_Objective_.
Every line of the material below should be repeated exactly.
▽
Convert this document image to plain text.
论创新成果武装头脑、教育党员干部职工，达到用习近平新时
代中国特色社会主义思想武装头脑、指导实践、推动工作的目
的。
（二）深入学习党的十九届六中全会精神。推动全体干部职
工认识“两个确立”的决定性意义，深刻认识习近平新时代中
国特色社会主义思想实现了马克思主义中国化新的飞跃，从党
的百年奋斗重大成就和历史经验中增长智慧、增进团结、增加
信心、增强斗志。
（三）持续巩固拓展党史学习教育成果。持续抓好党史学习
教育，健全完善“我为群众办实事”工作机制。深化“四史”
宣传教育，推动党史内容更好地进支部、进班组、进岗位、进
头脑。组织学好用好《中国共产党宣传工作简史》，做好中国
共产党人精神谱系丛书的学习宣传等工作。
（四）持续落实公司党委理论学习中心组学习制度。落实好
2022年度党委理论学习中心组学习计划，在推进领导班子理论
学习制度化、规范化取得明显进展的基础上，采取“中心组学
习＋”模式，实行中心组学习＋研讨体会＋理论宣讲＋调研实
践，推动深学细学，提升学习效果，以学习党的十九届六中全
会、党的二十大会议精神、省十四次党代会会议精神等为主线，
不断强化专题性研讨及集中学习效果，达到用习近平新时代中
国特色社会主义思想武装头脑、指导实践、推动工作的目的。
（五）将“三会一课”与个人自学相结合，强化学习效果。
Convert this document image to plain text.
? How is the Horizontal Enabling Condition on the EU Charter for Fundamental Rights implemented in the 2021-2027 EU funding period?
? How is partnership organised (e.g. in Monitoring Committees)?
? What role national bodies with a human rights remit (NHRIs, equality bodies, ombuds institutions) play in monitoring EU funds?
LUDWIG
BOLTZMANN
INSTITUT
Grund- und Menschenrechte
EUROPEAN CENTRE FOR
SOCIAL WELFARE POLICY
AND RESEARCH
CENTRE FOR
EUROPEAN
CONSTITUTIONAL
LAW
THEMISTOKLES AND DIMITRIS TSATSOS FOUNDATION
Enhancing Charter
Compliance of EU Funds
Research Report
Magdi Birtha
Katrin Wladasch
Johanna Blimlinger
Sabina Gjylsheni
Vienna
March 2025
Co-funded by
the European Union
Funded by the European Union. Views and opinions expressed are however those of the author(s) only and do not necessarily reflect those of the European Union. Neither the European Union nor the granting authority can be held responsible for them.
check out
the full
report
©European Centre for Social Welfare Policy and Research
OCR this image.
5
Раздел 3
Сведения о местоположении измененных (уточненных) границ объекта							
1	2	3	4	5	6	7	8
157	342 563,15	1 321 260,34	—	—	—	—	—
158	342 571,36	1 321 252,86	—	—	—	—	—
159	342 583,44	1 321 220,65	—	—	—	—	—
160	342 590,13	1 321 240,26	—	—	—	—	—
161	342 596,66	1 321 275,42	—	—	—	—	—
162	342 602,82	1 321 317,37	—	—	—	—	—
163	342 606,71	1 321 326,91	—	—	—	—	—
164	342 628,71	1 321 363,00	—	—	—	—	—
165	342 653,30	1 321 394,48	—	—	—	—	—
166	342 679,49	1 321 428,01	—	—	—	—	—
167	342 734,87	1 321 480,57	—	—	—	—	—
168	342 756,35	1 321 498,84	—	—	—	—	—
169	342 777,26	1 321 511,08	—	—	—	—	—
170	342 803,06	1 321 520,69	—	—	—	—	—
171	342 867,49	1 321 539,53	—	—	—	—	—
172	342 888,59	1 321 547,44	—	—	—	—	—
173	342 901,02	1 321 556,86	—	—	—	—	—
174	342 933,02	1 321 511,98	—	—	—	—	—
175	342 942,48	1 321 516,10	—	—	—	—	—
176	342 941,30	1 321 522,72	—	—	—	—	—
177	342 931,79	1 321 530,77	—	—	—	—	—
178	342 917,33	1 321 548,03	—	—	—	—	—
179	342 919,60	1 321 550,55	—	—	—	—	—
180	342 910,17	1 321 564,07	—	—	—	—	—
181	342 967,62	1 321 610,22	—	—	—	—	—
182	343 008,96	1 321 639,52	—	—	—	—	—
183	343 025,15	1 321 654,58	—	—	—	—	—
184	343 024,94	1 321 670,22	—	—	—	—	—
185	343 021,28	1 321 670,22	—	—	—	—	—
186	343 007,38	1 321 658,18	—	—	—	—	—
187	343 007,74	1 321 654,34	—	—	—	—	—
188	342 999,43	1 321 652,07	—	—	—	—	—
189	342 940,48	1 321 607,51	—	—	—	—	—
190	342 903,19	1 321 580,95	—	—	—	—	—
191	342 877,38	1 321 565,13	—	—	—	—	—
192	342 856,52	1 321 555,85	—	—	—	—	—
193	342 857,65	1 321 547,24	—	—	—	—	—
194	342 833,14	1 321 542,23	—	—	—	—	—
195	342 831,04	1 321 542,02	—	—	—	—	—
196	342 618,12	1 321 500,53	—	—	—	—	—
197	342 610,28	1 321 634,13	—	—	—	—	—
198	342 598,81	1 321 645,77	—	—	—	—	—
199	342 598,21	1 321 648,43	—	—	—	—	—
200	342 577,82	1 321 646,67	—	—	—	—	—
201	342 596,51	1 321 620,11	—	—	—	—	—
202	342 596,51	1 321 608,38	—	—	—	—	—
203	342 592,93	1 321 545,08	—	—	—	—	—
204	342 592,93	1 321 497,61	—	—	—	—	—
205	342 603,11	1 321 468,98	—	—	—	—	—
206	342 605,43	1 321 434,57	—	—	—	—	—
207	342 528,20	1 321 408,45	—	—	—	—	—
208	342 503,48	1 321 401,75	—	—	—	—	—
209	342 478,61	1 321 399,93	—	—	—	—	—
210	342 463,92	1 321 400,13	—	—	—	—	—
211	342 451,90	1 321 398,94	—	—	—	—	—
△
_Solution to the problem_.
Convert this document image to plain text.
论创新成果武装头脑、教育党员干部职工，达到用习近平新时
代中国特色社会主义思想武装头脑、指导实践、推动工作的目
的。
（二）深入学习党的十九届六中全会精神。推动全体干部职
工认识“两个确立”的决定性意义，深刻认识习近平新时代中
国特色社会主义思想实现了马克思主义中国化新的飞跃，从党
的百年奋斗重大成就和历史经验中增长智慧、增进团结、增加
信心、增强斗志。
（三）持续巩固拓展党史学习教育成果。持续抓好党史学习
教育，健全完善“我为群众办实事”工作机制。深化“四史”
宣传教育，推动党史内容更好地进支部、进班组、进岗位、进
头脑。组织学好用好《中国共产党宣传工作简史》，做好中国
共产党人精神谱系丛书的学习宣传等工作。
（四）持续落实公司党委理论学习中心组学习制度。落实好
2022年度党委理论学习中心组学习计划，在推进领导班子理论
学习制度化、规范化取得明显进展的基础上，采取“中心组学
习＋”模式，实行中心组学习＋研讨体会＋理论宣讲＋调研实
践，推动深学细学，提升学习效果，以学习党的十九届六中全
会、党的二十大会议精神、省十四次党代会会议精神等为主线，
不断强化专题性研讨及集中学习效果，达到用习近平新时代中
国特色社会主义思想武装头脑、指导实践、推动工作的目的。
（五）将“三会一课”与个人自学相结合，强化学习效果。
Convert this document image to plain text.
? How is the Horizontal Enabling Condition on the EU Charter for Fundamental Rights implemented in the 2021-2027 EU funding period?
? How is partnership organised (e.g. in Monitoring Committees)?
? What role national bodies with a human rights remit (NHRIs, equality bodies, ombuds institutions) play in monitoring EU funds?
LUDWIG
BOLTZMANN
INSTITUT
Grund- und Menschenrechte
EUROPEAN CENTRE FOR
SOCIAL WELFARE POLICY
AND RESEARCH
CENTRE FOR
EUROPEAN
CONSTITUTIONAL
LAW
THEMISTOKLES AND DIMITRIS TSATSOS FOUNDATION
Enhancing Charter
Compliance of EU Funds
Research Report
Magdi Birtha
Katrin Wladasch
Johanna Blimlinger
Sabina Gjylsheni
Vienna
March 2025
Co-funded by
the European Union
Funded by the European Union. Views and opinions expressed are however those of the author(s) only and do not necessarily reflect those of the European Union. Neither the European Union nor the granting authority can be held responsible for them.
check out
the full
report
©European Centre for Social Welfare Policy and Research
OCR this image.
5
Раздел 3
Сведения о местоположении измененных (уточненных) границ объекта							
1	2	3	4	5	6	7	8
157	342 563,15	1 321 260,34	—	—	—	—	—
158	342 571,36	1 321 252,86	—	—	—	—	—
159	342 583,44	1 321 220,65	—	—	—	—	—
160	342 590,13	1 321 240,26	—	—	—	—	—
161	342 596,66	1 321 275,42	—	—	—	—	—
162	342 602,82	1 321 317,37	—	—	—	—	—
163	342 606,71	1 321 326,91	—	—	—	—	—
164	342 628,71	1 321 363,00	—	—	—	—	—
165	342 653,30	1 321 394,48	—	—	—	—	—
166	342 679,49	1 321 428,01	—	—	—	—	—
167	342 734,87	1 321 480,57	—	—	—	—	—
168	342 756,35	1 321 498,84	—	—	—	—	—
169	342 777,26	1 321 511,08	—	—	—	—	—
170	342 803,06	1 321 520,69	—	—	—	—	—
171	342 867,49	1 321 539,53	—	—	—	—	—
172	342 888,59	1 321 547,44	—	—	—	—	—
173	342 901,02	1 321 556,86	—	—	—	—	—
174	342 933,02	1 321 511,98	—	—	—	—	—
175	342 942,48	1 321 516,10	—	—	—	—	—
176	342 941,30	1 321 522,72	—	—	—	—	—
177	342 931,79	1 321 530,77	—	—	—	—	—
178	342 917,33	1 321 548,03	—	—	—	—	—
179	342 919,60	1 321 550,55	—	—	—	—	—
180	342 910,17	1 321 564,07	—	—	—	—	—
181	342 967,62	1 321 610,22	—	—	—	—	—
182	343 008,96	1 321 639,52	—	—	—	—	—
183	343 025,15	1 321 654,58	—	—	—	—	—
184	343 024,94	1 321 670,22	—	—	—	—	—
185	343 021,28	1 321 670,22	—	—	—	—	—
186	343 007,38	1 321 658,18	—	—	—	—	—
187	343 007,74	1 321 654,34	—	—	—	—	—
188	342 999,43	1 321 652,07	—	—	—	—	—
189	342 940,48	1 321 607,51	—	—	—	—	—
190	342 903,19	1 321 580,95	—	—	—	—	—
191	342 877,38	1 321 565,13	—	—	—	—	—
192	342 856,52	1 321 555,85	—	—	—	—	—
193	342 857,65	1 321 547,24	—	—	—	—	—
194	342 833,14	1 321 542,23	—	—	—	—	—
195	342 831,04	1 321 542,02	—	—	—	—	—
196	342 618,12	1 321 500,53	—	—	—	—	—
197	342 610,28	1 321 634,13	—	—	—	—	—
198	342 598,81	1 321 645,77	—	—	—	—	—
199	342 598,21	1 321 648,43	—	—	—	—	—
200	342 577,82	1 321 646,67	—	—	—	—	—
201	342 596,51	1 321 620,11	—	—	—	—	—
202	342 596,51	1 321 608,38	—	—	—	—	—
203	342 592,93	1 321 545,08	—	—	—	—	—
204	342 592,93	1 321 497,61	—	—	—	—	—
205	342 603,11	1 321 468,98	—	—	—	—	—
206	342 605,43	1 321 434,57	—	—	—	—	—
207	342 528,20	1 321 408,45	—	—	—	—	—
208	342 503,48	1 321 401,75	—	—	—	—	—
209	342 478,61	1 321 399,93	—	—	—	—	—
210	342 463,92	1 321 400,13	—	—	—	—	—
211	342 451,90	1 321 398,94	—	—	—	—	—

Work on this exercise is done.